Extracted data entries
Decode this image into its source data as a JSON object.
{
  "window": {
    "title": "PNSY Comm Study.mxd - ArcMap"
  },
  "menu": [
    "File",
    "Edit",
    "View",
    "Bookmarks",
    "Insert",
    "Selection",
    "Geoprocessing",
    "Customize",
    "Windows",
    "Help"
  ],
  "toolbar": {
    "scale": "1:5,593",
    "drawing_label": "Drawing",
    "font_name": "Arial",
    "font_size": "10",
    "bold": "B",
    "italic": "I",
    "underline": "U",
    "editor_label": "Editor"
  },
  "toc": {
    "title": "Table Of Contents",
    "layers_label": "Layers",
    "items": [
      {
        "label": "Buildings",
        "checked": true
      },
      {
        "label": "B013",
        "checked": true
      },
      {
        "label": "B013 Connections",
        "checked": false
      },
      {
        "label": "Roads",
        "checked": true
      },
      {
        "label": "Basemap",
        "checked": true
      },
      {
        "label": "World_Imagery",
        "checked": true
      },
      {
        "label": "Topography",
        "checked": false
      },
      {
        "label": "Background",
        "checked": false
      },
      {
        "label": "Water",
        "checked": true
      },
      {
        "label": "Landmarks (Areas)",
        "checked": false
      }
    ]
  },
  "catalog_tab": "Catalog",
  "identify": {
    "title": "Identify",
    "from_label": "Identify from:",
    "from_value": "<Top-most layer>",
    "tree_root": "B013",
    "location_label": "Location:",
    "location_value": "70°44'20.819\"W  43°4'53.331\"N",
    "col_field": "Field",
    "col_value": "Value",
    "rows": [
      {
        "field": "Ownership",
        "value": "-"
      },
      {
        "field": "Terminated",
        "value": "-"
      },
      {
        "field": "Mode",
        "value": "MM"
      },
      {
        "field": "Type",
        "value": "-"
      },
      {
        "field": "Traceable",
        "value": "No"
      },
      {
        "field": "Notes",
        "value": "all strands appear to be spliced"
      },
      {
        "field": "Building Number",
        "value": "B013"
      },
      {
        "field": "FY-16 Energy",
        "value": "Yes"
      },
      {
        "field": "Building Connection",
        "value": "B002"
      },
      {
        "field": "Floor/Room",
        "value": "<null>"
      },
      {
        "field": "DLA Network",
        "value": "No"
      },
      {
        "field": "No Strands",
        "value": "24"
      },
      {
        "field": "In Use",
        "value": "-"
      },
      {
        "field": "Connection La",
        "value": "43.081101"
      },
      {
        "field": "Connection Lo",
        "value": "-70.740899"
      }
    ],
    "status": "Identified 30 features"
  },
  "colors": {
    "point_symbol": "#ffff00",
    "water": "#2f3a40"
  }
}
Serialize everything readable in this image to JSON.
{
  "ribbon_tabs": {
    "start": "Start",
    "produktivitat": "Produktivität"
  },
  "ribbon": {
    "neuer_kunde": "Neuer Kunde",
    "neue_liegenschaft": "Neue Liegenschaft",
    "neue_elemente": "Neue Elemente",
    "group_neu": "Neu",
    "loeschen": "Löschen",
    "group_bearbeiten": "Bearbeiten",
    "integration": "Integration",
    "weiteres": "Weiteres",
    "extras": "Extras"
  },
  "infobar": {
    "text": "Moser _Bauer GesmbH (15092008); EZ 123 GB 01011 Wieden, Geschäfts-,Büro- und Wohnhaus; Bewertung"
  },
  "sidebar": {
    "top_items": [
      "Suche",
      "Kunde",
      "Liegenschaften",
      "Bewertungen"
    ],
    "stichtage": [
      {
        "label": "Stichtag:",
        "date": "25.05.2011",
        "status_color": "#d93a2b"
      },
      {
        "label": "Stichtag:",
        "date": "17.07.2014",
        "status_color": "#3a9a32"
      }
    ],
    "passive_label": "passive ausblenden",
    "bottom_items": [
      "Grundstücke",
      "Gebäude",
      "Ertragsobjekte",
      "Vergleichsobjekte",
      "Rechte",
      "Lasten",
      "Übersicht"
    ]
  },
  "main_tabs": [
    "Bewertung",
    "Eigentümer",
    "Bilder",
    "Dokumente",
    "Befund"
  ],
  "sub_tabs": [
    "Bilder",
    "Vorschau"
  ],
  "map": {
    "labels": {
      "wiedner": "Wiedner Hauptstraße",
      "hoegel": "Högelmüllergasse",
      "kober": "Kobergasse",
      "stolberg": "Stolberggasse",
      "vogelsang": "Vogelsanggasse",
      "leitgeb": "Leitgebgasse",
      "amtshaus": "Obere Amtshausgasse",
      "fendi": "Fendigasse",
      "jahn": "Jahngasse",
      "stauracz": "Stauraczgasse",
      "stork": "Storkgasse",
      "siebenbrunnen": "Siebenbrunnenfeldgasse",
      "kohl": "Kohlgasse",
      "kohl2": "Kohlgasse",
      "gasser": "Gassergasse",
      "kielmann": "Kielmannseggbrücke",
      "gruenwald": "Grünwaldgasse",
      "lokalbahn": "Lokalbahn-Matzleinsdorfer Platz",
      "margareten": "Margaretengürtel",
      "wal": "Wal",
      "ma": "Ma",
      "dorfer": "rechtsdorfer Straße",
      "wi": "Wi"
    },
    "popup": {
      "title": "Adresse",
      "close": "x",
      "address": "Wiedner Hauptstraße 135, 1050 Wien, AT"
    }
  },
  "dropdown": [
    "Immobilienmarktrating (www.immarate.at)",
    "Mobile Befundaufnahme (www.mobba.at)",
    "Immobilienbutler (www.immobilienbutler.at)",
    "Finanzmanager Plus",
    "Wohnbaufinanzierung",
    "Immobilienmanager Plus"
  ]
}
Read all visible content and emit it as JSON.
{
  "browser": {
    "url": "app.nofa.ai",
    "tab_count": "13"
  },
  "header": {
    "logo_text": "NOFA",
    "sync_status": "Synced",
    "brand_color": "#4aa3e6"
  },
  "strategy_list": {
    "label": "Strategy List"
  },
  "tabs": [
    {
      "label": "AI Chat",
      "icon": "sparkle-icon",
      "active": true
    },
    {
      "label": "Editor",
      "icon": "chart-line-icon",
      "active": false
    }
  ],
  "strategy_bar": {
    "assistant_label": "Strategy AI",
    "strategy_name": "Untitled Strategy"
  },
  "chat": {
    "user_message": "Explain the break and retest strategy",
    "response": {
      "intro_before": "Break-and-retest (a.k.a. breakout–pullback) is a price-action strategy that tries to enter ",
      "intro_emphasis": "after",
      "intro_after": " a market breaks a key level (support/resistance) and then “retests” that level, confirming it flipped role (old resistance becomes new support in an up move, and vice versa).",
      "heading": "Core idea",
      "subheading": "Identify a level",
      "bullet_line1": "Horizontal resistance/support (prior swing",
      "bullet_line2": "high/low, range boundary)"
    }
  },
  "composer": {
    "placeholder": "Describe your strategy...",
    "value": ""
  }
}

◆ Required work
Output, unchanged, the lines from the line with "Read all visible content and emit it as JSON." through the final line of the material.

◆ Expected answer
Read all visible content and emit it as JSON.
{
  "browser": {
    "url": "app.nofa.ai",
    "tab_count": "13"
  },
  "header": {
    "logo_text": "NOFA",
    "sync_status": "Synced",
    "brand_color": "#4aa3e6"
  },
  "strategy_list": {
    "label": "Strategy List"
  },
  "tabs": [
    {
      "label": "AI Chat",
      "icon": "sparkle-icon",
      "active": true
    },
    {
      "label": "Editor",
      "icon": "chart-line-icon",
      "active": false
    }
  ],
  "strategy_bar": {
    "assistant_label": "Strategy AI",
    "strategy_name": "Untitled Strategy"
  },
  "chat": {
    "user_message": "Explain the break and retest strategy",
    "response": {
      "intro_before": "Break-and-retest (a.k.a. breakout–pullback) is a price-action strategy that tries to enter ",
      "intro_emphasis": "after",
      "intro_after": " a market breaks a key level (support/resistance) and then “retests” that level, confirming it flipped role (old resistance becomes new support in an up move, and vice versa).",
      "heading": "Core idea",
      "subheading": "Identify a level",
      "bullet_line1": "Horizontal resistance/support (prior swing",
      "bullet_line2": "high/low, range boundary)"
    }
  },
  "composer": {
    "placeholder": "Describe your strategy...",
    "value": ""
  }
}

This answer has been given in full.